[BEGIN Data for this task]
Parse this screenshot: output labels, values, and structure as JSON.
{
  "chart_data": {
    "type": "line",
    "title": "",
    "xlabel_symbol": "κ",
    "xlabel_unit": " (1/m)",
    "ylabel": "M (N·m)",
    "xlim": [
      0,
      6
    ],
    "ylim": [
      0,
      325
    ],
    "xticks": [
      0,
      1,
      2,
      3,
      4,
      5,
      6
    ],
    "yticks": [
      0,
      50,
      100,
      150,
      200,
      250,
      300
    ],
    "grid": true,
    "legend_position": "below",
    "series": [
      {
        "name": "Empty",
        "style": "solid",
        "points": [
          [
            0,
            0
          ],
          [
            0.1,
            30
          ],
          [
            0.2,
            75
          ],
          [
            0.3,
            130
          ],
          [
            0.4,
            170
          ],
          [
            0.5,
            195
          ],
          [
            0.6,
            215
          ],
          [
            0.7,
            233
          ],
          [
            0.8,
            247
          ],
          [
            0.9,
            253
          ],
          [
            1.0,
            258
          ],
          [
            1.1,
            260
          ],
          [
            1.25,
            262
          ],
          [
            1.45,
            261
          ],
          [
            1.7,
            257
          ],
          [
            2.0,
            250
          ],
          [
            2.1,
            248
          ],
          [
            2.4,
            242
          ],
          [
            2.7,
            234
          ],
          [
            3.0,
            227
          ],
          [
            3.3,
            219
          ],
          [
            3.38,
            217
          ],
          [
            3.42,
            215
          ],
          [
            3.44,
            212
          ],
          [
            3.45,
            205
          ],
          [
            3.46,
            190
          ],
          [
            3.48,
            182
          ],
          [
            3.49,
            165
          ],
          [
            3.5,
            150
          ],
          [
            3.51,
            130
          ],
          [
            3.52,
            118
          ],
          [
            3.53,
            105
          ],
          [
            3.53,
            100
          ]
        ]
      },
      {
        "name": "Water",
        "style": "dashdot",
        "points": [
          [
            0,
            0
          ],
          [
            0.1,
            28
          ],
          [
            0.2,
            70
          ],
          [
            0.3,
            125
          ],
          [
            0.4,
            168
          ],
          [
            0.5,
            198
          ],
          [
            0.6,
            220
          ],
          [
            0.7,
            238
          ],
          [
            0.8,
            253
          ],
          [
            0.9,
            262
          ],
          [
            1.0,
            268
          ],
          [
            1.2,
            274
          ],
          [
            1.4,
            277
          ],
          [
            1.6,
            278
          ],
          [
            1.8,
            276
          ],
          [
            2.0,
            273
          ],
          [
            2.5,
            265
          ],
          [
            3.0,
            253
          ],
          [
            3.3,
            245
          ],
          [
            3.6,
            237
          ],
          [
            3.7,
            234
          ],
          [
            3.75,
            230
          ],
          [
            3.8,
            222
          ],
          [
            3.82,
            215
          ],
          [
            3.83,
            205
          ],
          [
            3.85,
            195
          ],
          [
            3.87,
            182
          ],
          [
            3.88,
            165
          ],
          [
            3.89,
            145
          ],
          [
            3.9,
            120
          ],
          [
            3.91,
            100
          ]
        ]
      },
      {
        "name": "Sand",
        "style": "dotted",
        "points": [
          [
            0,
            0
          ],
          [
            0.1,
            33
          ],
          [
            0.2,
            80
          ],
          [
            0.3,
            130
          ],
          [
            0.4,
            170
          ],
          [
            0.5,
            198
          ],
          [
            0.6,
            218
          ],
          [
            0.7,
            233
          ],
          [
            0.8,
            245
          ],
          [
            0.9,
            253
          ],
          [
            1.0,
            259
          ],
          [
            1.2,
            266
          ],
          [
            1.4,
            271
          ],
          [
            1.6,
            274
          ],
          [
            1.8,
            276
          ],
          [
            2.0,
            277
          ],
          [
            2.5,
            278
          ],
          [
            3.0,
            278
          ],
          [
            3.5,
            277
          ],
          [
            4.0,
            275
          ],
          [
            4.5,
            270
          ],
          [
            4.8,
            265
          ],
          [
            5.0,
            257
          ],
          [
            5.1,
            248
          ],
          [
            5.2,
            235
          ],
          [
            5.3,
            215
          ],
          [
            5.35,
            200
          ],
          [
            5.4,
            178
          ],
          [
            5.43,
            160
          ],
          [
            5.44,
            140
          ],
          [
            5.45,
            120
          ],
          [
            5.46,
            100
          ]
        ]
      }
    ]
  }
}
[END Data for this task]
**Aim**. Print every entry exactly as it appears.

**Written answer**.
Parse this screenshot: output labels, values, and structure as JSON.
{
  "chart_data": {
    "type": "line",
    "title": "",
    "xlabel_symbol": "κ",
    "xlabel_unit": " (1/m)",
    "ylabel": "M (N·m)",
    "xlim": [
      0,
      6
    ],
    "ylim": [
      0,
      325
    ],
    "xticks": [
      0,
      1,
      2,
      3,
      4,
      5,
      6
    ],
    "yticks": [
      0,
      50,
      100,
      150,
      200,
      250,
      300
    ],
    "grid": true,
    "legend_position": "below",
    "series": [
      {
        "name": "Empty",
        "style": "solid",
        "points": [
          [
            0,
            0
          ],
          [
            0.1,
            30
          ],
          [
            0.2,
            75
          ],
          [
            0.3,
            130
          ],
          [
            0.4,
            170
          ],
          [
            0.5,
            195
          ],
          [
            0.6,
            215
          ],
          [
            0.7,
            233
          ],
          [
            0.8,
            247
          ],
          [
            0.9,
            253
          ],
          [
            1.0,
            258
          ],
          [
            1.1,
            260
          ],
          [
            1.25,
            262
          ],
          [
            1.45,
            261
          ],
          [
            1.7,
            257
          ],
          [
            2.0,
            250
          ],
          [
            2.1,
            248
          ],
          [
            2.4,
            242
          ],
          [
            2.7,
            234
          ],
          [
            3.0,
            227
          ],
          [
            3.3,
            219
          ],
          [
            3.38,
            217
          ],
          [
            3.42,
            215
          ],
          [
            3.44,
            212
          ],
          [
            3.45,
            205
          ],
          [
            3.46,
            190
          ],
          [
            3.48,
            182
          ],
          [
            3.49,
            165
          ],
          [
            3.5,
            150
          ],
          [
            3.51,
            130
          ],
          [
            3.52,
            118
          ],
          [
            3.53,
            105
          ],
          [
            3.53,
            100
          ]
        ]
      },
      {
        "name": "Water",
        "style": "dashdot",
        "points": [
          [
            0,
            0
          ],
          [
            0.1,
            28
          ],
          [
            0.2,
            70
          ],
          [
            0.3,
            125
          ],
          [
            0.4,
            168
          ],
          [
            0.5,
            198
          ],
          [
            0.6,
            220
          ],
          [
            0.7,
            238
          ],
          [
            0.8,
            253
          ],
          [
            0.9,
            262
          ],
          [
            1.0,
            268
          ],
          [
            1.2,
            274
          ],
          [
            1.4,
            277
          ],
          [
            1.6,
            278
          ],
          [
            1.8,
            276
          ],
          [
            2.0,
            273
          ],
          [
            2.5,
            265
          ],
          [
            3.0,
            253
          ],
          [
            3.3,
            245
          ],
          [
            3.6,
            237
          ],
          [
            3.7,
            234
          ],
          [
            3.75,
            230
          ],
          [
            3.8,
            222
          ],
          [
            3.82,
            215
          ],
          [
            3.83,
            205
          ],
          [
            3.85,
            195
          ],
          [
            3.87,
            182
          ],
          [
            3.88,
            165
          ],
          [
            3.89,
            145
          ],
          [
            3.9,
            120
          ],
          [
            3.91,
            100
          ]
        ]
      },
      {
        "name": "Sand",
        "style": "dotted",
        "points": [
          [
            0,
            0
          ],
          [
            0.1,
            33
          ],
          [
            0.2,
            80
          ],
          [
            0.3,
            130
          ],
          [
            0.4,
            170
          ],
          [
            0.5,
            198
          ],
          [
            0.6,
            218
          ],
          [
            0.7,
            233
          ],
          [
            0.8,
            245
          ],
          [
            0.9,
            253
          ],
          [
            1.0,
            259
          ],
          [
            1.2,
            266
          ],
          [
            1.4,
            271
          ],
          [
            1.6,
            274
          ],
          [
            1.8,
            276
          ],
          [
            2.0,
            277
          ],
          [
            2.5,
            278
          ],
          [
            3.0,
            278
          ],
          [
            3.5,
            277
          ],
          [
            4.0,
            275
          ],
          [
            4.5,
            270
          ],
          [
            4.8,
            265
          ],
          [
            5.0,
            257
          ],
          [
            5.1,
            248
          ],
          [
            5.2,
            235
          ],
          [
            5.3,
            215
          ],
          [
            5.35,
            200
          ],
          [
            5.4,
            178
          ],
          [
            5.43,
            160
          ],
          [
            5.44,
            140
          ],
          [
            5.45,
            120
          ],
          [
            5.46,
            100
          ]
        ]
      }
    ]
  }
}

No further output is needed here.